**Figure content listings**
________

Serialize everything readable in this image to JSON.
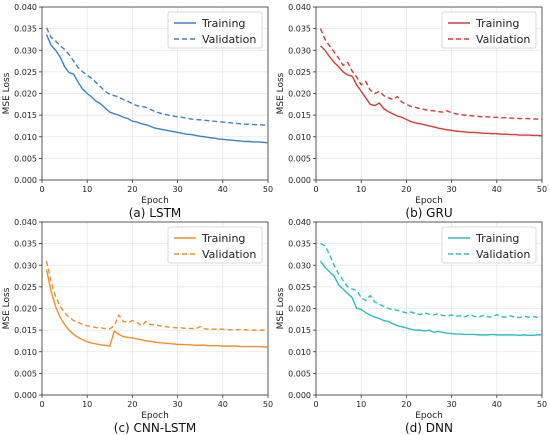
{
  "chart_data": [
    {
      "type": "line",
      "caption": "(a) LSTM",
      "xlabel": "Epoch",
      "ylabel": "MSE Loss",
      "xlim": [
        0,
        50
      ],
      "ylim": [
        0,
        0.04
      ],
      "xticks": [
        "0",
        "10",
        "20",
        "30",
        "40",
        "50"
      ],
      "yticks": [
        "0.000",
        "0.005",
        "0.010",
        "0.015",
        "0.020",
        "0.025",
        "0.030",
        "0.035",
        "0.040"
      ],
      "grid": true,
      "legend_position": "top-right",
      "color": "#3b82c4",
      "series": [
        {
          "name": "Training",
          "style": "solid",
          "x": [
            1,
            2,
            3,
            4,
            5,
            6,
            7,
            8,
            9,
            10,
            11,
            12,
            13,
            14,
            15,
            16,
            17,
            18,
            19,
            20,
            21,
            22,
            23,
            24,
            25,
            26,
            27,
            28,
            29,
            30,
            31,
            32,
            33,
            34,
            35,
            36,
            37,
            38,
            39,
            40,
            41,
            42,
            43,
            44,
            45,
            46,
            47,
            48,
            49,
            50
          ],
          "values": [
            0.0336,
            0.0312,
            0.03,
            0.0285,
            0.0262,
            0.0248,
            0.0245,
            0.0226,
            0.021,
            0.02,
            0.0192,
            0.0182,
            0.0176,
            0.0166,
            0.0157,
            0.0153,
            0.015,
            0.0145,
            0.0142,
            0.0136,
            0.0134,
            0.013,
            0.0128,
            0.0124,
            0.012,
            0.0118,
            0.0116,
            0.0114,
            0.0112,
            0.011,
            0.0108,
            0.0106,
            0.0105,
            0.0103,
            0.0101,
            0.01,
            0.0098,
            0.0097,
            0.0095,
            0.0094,
            0.0093,
            0.0092,
            0.0091,
            0.009,
            0.0089,
            0.0089,
            0.0088,
            0.0088,
            0.0087,
            0.0086
          ]
        },
        {
          "name": "Validation",
          "style": "dashed",
          "x": [
            1,
            2,
            3,
            4,
            5,
            6,
            7,
            8,
            9,
            10,
            11,
            12,
            13,
            14,
            15,
            16,
            17,
            18,
            19,
            20,
            21,
            22,
            23,
            24,
            25,
            26,
            27,
            28,
            29,
            30,
            31,
            32,
            33,
            34,
            35,
            36,
            37,
            38,
            39,
            40,
            41,
            42,
            43,
            44,
            45,
            46,
            47,
            48,
            49,
            50
          ],
          "values": [
            0.0352,
            0.033,
            0.0322,
            0.031,
            0.0302,
            0.029,
            0.0275,
            0.026,
            0.025,
            0.0242,
            0.0235,
            0.0225,
            0.0215,
            0.0205,
            0.0198,
            0.0195,
            0.0192,
            0.0186,
            0.0182,
            0.0176,
            0.0172,
            0.017,
            0.0168,
            0.0163,
            0.0158,
            0.0155,
            0.0152,
            0.015,
            0.0148,
            0.0146,
            0.0145,
            0.0143,
            0.0141,
            0.014,
            0.0139,
            0.0138,
            0.0137,
            0.0136,
            0.0135,
            0.0134,
            0.0133,
            0.0132,
            0.0131,
            0.013,
            0.0129,
            0.0129,
            0.0128,
            0.0128,
            0.0127,
            0.0127
          ]
        }
      ]
    },
    {
      "type": "line",
      "caption": "(b) GRU",
      "xlabel": "Epoch",
      "ylabel": "MSE Loss",
      "xlim": [
        0,
        50
      ],
      "ylim": [
        0,
        0.04
      ],
      "xticks": [
        "0",
        "10",
        "20",
        "30",
        "40",
        "50"
      ],
      "yticks": [
        "0.000",
        "0.005",
        "0.010",
        "0.015",
        "0.020",
        "0.025",
        "0.030",
        "0.035",
        "0.040"
      ],
      "grid": true,
      "legend_position": "top-right",
      "color": "#d63a3a",
      "series": [
        {
          "name": "Training",
          "style": "solid",
          "x": [
            1,
            2,
            3,
            4,
            5,
            6,
            7,
            8,
            9,
            10,
            11,
            12,
            13,
            14,
            15,
            16,
            17,
            18,
            19,
            20,
            21,
            22,
            23,
            24,
            25,
            26,
            27,
            28,
            29,
            30,
            31,
            32,
            33,
            34,
            35,
            36,
            37,
            38,
            39,
            40,
            41,
            42,
            43,
            44,
            45,
            46,
            47,
            48,
            49,
            50
          ],
          "values": [
            0.031,
            0.03,
            0.0285,
            0.0272,
            0.0262,
            0.025,
            0.0243,
            0.024,
            0.022,
            0.0205,
            0.019,
            0.0175,
            0.0172,
            0.0178,
            0.0165,
            0.0158,
            0.0153,
            0.0148,
            0.0145,
            0.014,
            0.0135,
            0.0132,
            0.013,
            0.0128,
            0.0125,
            0.0123,
            0.012,
            0.0118,
            0.0116,
            0.0115,
            0.0113,
            0.0112,
            0.0111,
            0.011,
            0.011,
            0.0109,
            0.0108,
            0.0108,
            0.0107,
            0.0107,
            0.0106,
            0.0106,
            0.0105,
            0.0105,
            0.0104,
            0.0104,
            0.0104,
            0.0103,
            0.0103,
            0.0102
          ]
        },
        {
          "name": "Validation",
          "style": "dashed",
          "x": [
            1,
            2,
            3,
            4,
            5,
            6,
            7,
            8,
            9,
            10,
            11,
            12,
            13,
            14,
            15,
            16,
            17,
            18,
            19,
            20,
            21,
            22,
            23,
            24,
            25,
            26,
            27,
            28,
            29,
            30,
            31,
            32,
            33,
            34,
            35,
            36,
            37,
            38,
            39,
            40,
            41,
            42,
            43,
            44,
            45,
            46,
            47,
            48,
            49,
            50
          ],
          "values": [
            0.035,
            0.0325,
            0.031,
            0.0296,
            0.0282,
            0.0265,
            0.0272,
            0.0252,
            0.0238,
            0.022,
            0.0228,
            0.0208,
            0.02,
            0.0205,
            0.0195,
            0.019,
            0.0186,
            0.0193,
            0.018,
            0.0175,
            0.017,
            0.0168,
            0.0165,
            0.0163,
            0.0161,
            0.016,
            0.0158,
            0.0157,
            0.016,
            0.0155,
            0.0153,
            0.0151,
            0.015,
            0.0149,
            0.0148,
            0.0147,
            0.0146,
            0.0146,
            0.0145,
            0.0145,
            0.0144,
            0.0144,
            0.0143,
            0.0143,
            0.0142,
            0.0142,
            0.0142,
            0.0141,
            0.0141,
            0.014
          ]
        }
      ]
    },
    {
      "type": "line",
      "caption": "(c) CNN-LSTM",
      "xlabel": "Epoch",
      "ylabel": "MSE Loss",
      "xlim": [
        0,
        50
      ],
      "ylim": [
        0,
        0.04
      ],
      "xticks": [
        "0",
        "10",
        "20",
        "30",
        "40",
        "50"
      ],
      "yticks": [
        "0.000",
        "0.005",
        "0.010",
        "0.015",
        "0.020",
        "0.025",
        "0.030",
        "0.035",
        "0.040"
      ],
      "grid": true,
      "legend_position": "top-right",
      "color": "#f28e2b",
      "series": [
        {
          "name": "Training",
          "style": "solid",
          "x": [
            1,
            2,
            3,
            4,
            5,
            6,
            7,
            8,
            9,
            10,
            11,
            12,
            13,
            14,
            15,
            16,
            17,
            18,
            19,
            20,
            21,
            22,
            23,
            24,
            25,
            26,
            27,
            28,
            29,
            30,
            31,
            32,
            33,
            34,
            35,
            36,
            37,
            38,
            39,
            40,
            41,
            42,
            43,
            44,
            45,
            46,
            47,
            48,
            49,
            50
          ],
          "values": [
            0.029,
            0.024,
            0.0205,
            0.018,
            0.0163,
            0.015,
            0.014,
            0.0133,
            0.0128,
            0.0123,
            0.012,
            0.0118,
            0.0116,
            0.0115,
            0.0113,
            0.0148,
            0.014,
            0.0135,
            0.0133,
            0.0132,
            0.013,
            0.0128,
            0.0125,
            0.0124,
            0.0122,
            0.0121,
            0.012,
            0.0119,
            0.0118,
            0.0117,
            0.0117,
            0.0116,
            0.0116,
            0.0115,
            0.0115,
            0.0115,
            0.0114,
            0.0114,
            0.0114,
            0.0113,
            0.0113,
            0.0113,
            0.0113,
            0.0112,
            0.0112,
            0.0112,
            0.0112,
            0.0112,
            0.0111,
            0.0111
          ]
        },
        {
          "name": "Validation",
          "style": "dashed",
          "x": [
            1,
            2,
            3,
            4,
            5,
            6,
            7,
            8,
            9,
            10,
            11,
            12,
            13,
            14,
            15,
            16,
            17,
            18,
            19,
            20,
            21,
            22,
            23,
            24,
            25,
            26,
            27,
            28,
            29,
            30,
            31,
            32,
            33,
            34,
            35,
            36,
            37,
            38,
            39,
            40,
            41,
            42,
            43,
            44,
            45,
            46,
            47,
            48,
            49,
            50
          ],
          "values": [
            0.031,
            0.0262,
            0.0228,
            0.0205,
            0.019,
            0.018,
            0.0172,
            0.0168,
            0.0163,
            0.016,
            0.0158,
            0.0156,
            0.0155,
            0.0154,
            0.0153,
            0.016,
            0.0185,
            0.017,
            0.0168,
            0.0172,
            0.0168,
            0.016,
            0.017,
            0.0163,
            0.0162,
            0.016,
            0.0158,
            0.0157,
            0.0156,
            0.0155,
            0.0155,
            0.0154,
            0.0154,
            0.0153,
            0.0158,
            0.0153,
            0.0152,
            0.0152,
            0.0152,
            0.0152,
            0.0151,
            0.0151,
            0.0151,
            0.0151,
            0.0151,
            0.015,
            0.015,
            0.015,
            0.015,
            0.015
          ]
        }
      ]
    },
    {
      "type": "line",
      "caption": "(d) DNN",
      "xlabel": "Epoch",
      "ylabel": "MSE Loss",
      "xlim": [
        0,
        50
      ],
      "ylim": [
        0,
        0.04
      ],
      "xticks": [
        "0",
        "10",
        "20",
        "30",
        "40",
        "50"
      ],
      "yticks": [
        "0.000",
        "0.005",
        "0.010",
        "0.015",
        "0.020",
        "0.025",
        "0.030",
        "0.035",
        "0.040"
      ],
      "grid": true,
      "legend_position": "top-right",
      "color": "#2bbfbf",
      "series": [
        {
          "name": "Training",
          "style": "solid",
          "x": [
            1,
            2,
            3,
            4,
            5,
            6,
            7,
            8,
            9,
            10,
            11,
            12,
            13,
            14,
            15,
            16,
            17,
            18,
            19,
            20,
            21,
            22,
            23,
            24,
            25,
            26,
            27,
            28,
            29,
            30,
            31,
            32,
            33,
            34,
            35,
            36,
            37,
            38,
            39,
            40,
            41,
            42,
            43,
            44,
            45,
            46,
            47,
            48,
            49,
            50
          ],
          "values": [
            0.031,
            0.0295,
            0.0285,
            0.0275,
            0.0255,
            0.0245,
            0.0235,
            0.0225,
            0.02,
            0.0198,
            0.019,
            0.0185,
            0.018,
            0.0177,
            0.0172,
            0.017,
            0.0165,
            0.016,
            0.0158,
            0.0155,
            0.0152,
            0.015,
            0.015,
            0.0148,
            0.015,
            0.0145,
            0.0147,
            0.0145,
            0.0143,
            0.0142,
            0.0141,
            0.0141,
            0.014,
            0.014,
            0.014,
            0.0139,
            0.0139,
            0.0139,
            0.014,
            0.0139,
            0.0139,
            0.0139,
            0.0139,
            0.0139,
            0.0138,
            0.0139,
            0.0138,
            0.0138,
            0.0139,
            0.0139
          ]
        },
        {
          "name": "Validation",
          "style": "dashed",
          "x": [
            1,
            2,
            3,
            4,
            5,
            6,
            7,
            8,
            9,
            10,
            11,
            12,
            13,
            14,
            15,
            16,
            17,
            18,
            19,
            20,
            21,
            22,
            23,
            24,
            25,
            26,
            27,
            28,
            29,
            30,
            31,
            32,
            33,
            34,
            35,
            36,
            37,
            38,
            39,
            40,
            41,
            42,
            43,
            44,
            45,
            46,
            47,
            48,
            49,
            50
          ],
          "values": [
            0.035,
            0.0345,
            0.0325,
            0.03,
            0.028,
            0.0265,
            0.025,
            0.0245,
            0.0242,
            0.0225,
            0.0218,
            0.023,
            0.0215,
            0.021,
            0.0205,
            0.02,
            0.0198,
            0.0196,
            0.0193,
            0.019,
            0.0192,
            0.0188,
            0.0186,
            0.019,
            0.0187,
            0.0185,
            0.0188,
            0.0184,
            0.0183,
            0.0185,
            0.0182,
            0.0183,
            0.0181,
            0.0186,
            0.0182,
            0.018,
            0.0184,
            0.0181,
            0.018,
            0.0186,
            0.0181,
            0.018,
            0.0183,
            0.018,
            0.0179,
            0.0182,
            0.018,
            0.0181,
            0.018,
            0.0182
          ]
        }
      ]
    }
  ]
}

________

**Exercise brief**
Answer with one number: how many lines in the listing hold "caption".

**Answer to the task**
4